> [WHAT TO DO]:
Nothing in the data should change when you return it, but leave the pictures out.

>> start

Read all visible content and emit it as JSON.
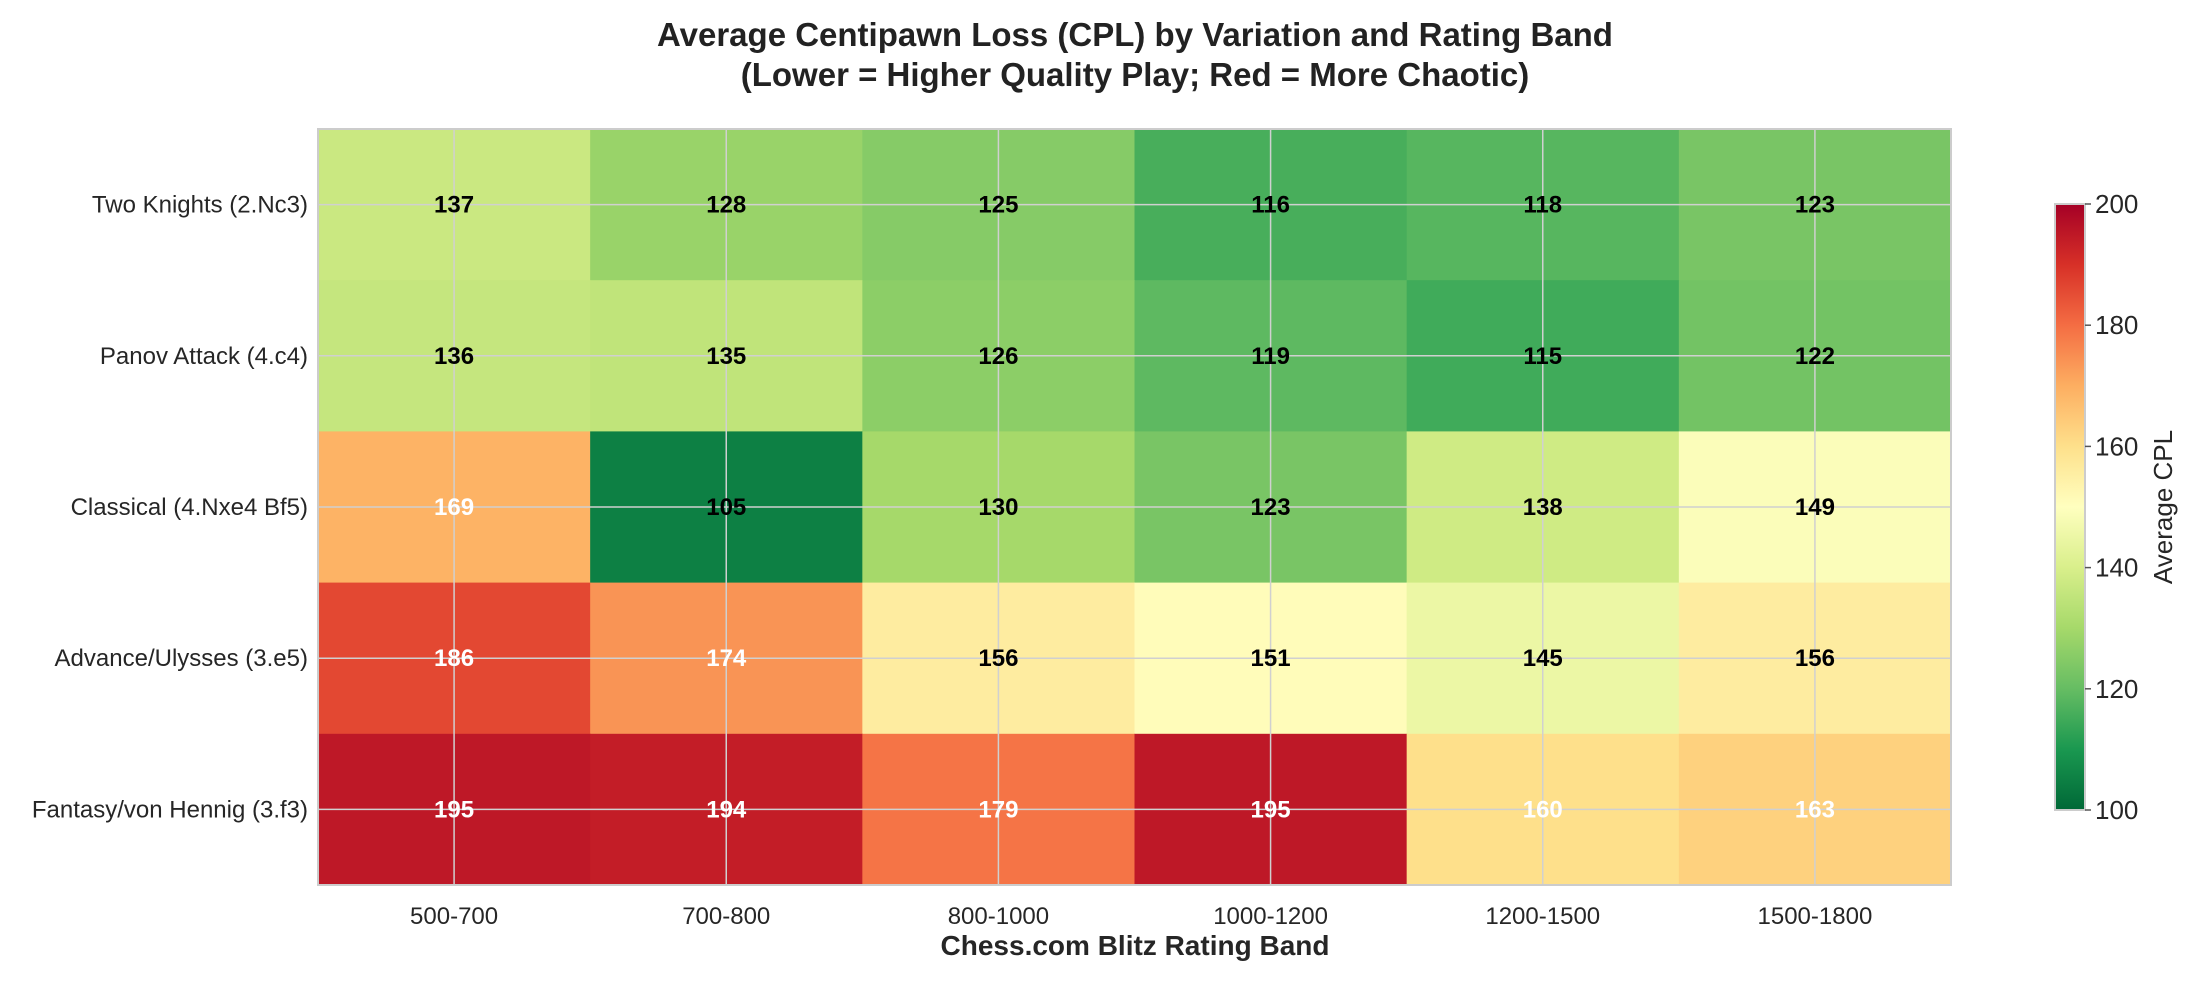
{
  "chart_data": {
    "type": "heatmap",
    "title": "Average Centipawn Loss (CPL) by Variation and Rating Band",
    "subtitle": "(Lower = Higher Quality Play; Red = More Chaotic)",
    "xlabel": "Chess.com Blitz Rating Band",
    "ylabel": "",
    "x_categories": [
      "500-700",
      "700-800",
      "800-1000",
      "1000-1200",
      "1200-1500",
      "1500-1800"
    ],
    "y_categories": [
      "Two Knights (2.Nc3)",
      "Panov Attack (4.c4)",
      "Classical (4.Nxe4 Bf5)",
      "Advance/Ulysses (3.e5)",
      "Fantasy/von Hennig (3.f3)"
    ],
    "values": [
      [
        137,
        128,
        125,
        116,
        118,
        123
      ],
      [
        136,
        135,
        126,
        119,
        115,
        122
      ],
      [
        169,
        105,
        130,
        123,
        138,
        149
      ],
      [
        186,
        174,
        156,
        151,
        145,
        156
      ],
      [
        195,
        194,
        179,
        195,
        160,
        163
      ]
    ],
    "colorbar": {
      "label": "Average CPL",
      "range": [
        100,
        200
      ],
      "ticks": [
        100,
        120,
        140,
        160,
        180,
        200
      ],
      "colormap": "RdYlGn_r"
    },
    "grid": true
  }
}
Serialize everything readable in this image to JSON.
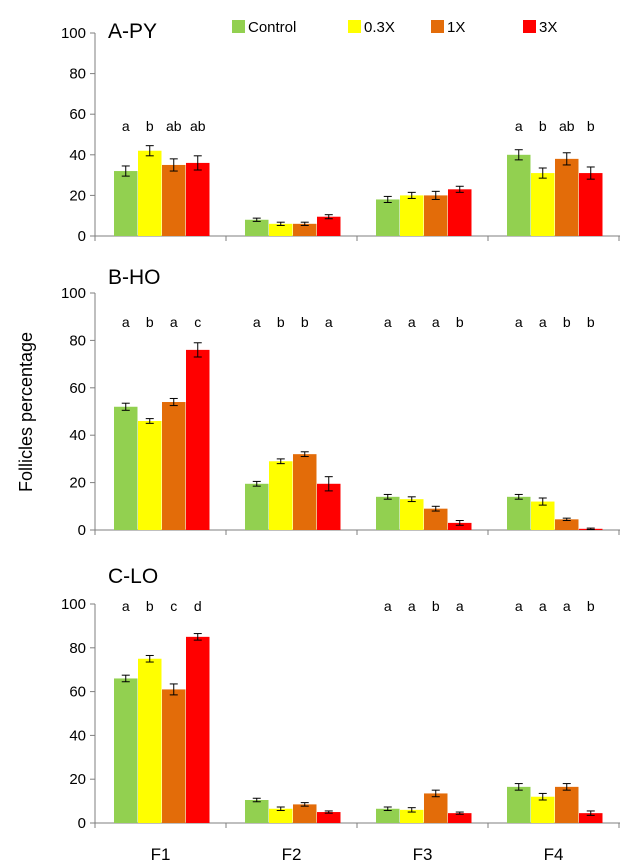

>> end

> [RESPONSE]:
Read all visible content and emit it as JSON.
{
  "chart_data": {
    "type": "heatmap",
    "title": "Average Centipawn Loss (CPL) by Variation and Rating Band",
    "subtitle": "(Lower = Higher Quality Play; Red = More Chaotic)",
    "xlabel": "Chess.com Blitz Rating Band",
    "ylabel": "",
    "x_categories": [
      "500-700",
      "700-800",
      "800-1000",
      "1000-1200",
      "1200-1500",
      "1500-1800"
    ],
    "y_categories": [
      "Two Knights (2.Nc3)",
      "Panov Attack (4.c4)",
      "Classical (4.Nxe4 Bf5)",
      "Advance/Ulysses (3.e5)",
      "Fantasy/von Hennig (3.f3)"
    ],
    "values": [
      [
        137,
        128,
        125,
        116,
        118,
        123
      ],
      [
        136,
        135,
        126,
        119,
        115,
        122
      ],
      [
        169,
        105,
        130,
        123,
        138,
        149
      ],
      [
        186,
        174,
        156,
        151,
        145,
        156
      ],
      [
        195,
        194,
        179,
        195,
        160,
        163
      ]
    ],
    "colorbar": {
      "label": "Average CPL",
      "range": [
        100,
        200
      ],
      "ticks": [
        100,
        120,
        140,
        160,
        180,
        200
      ],
      "colormap": "RdYlGn_r"
    },
    "grid": true
  }
}
Serialize everything readable in this image to JSON.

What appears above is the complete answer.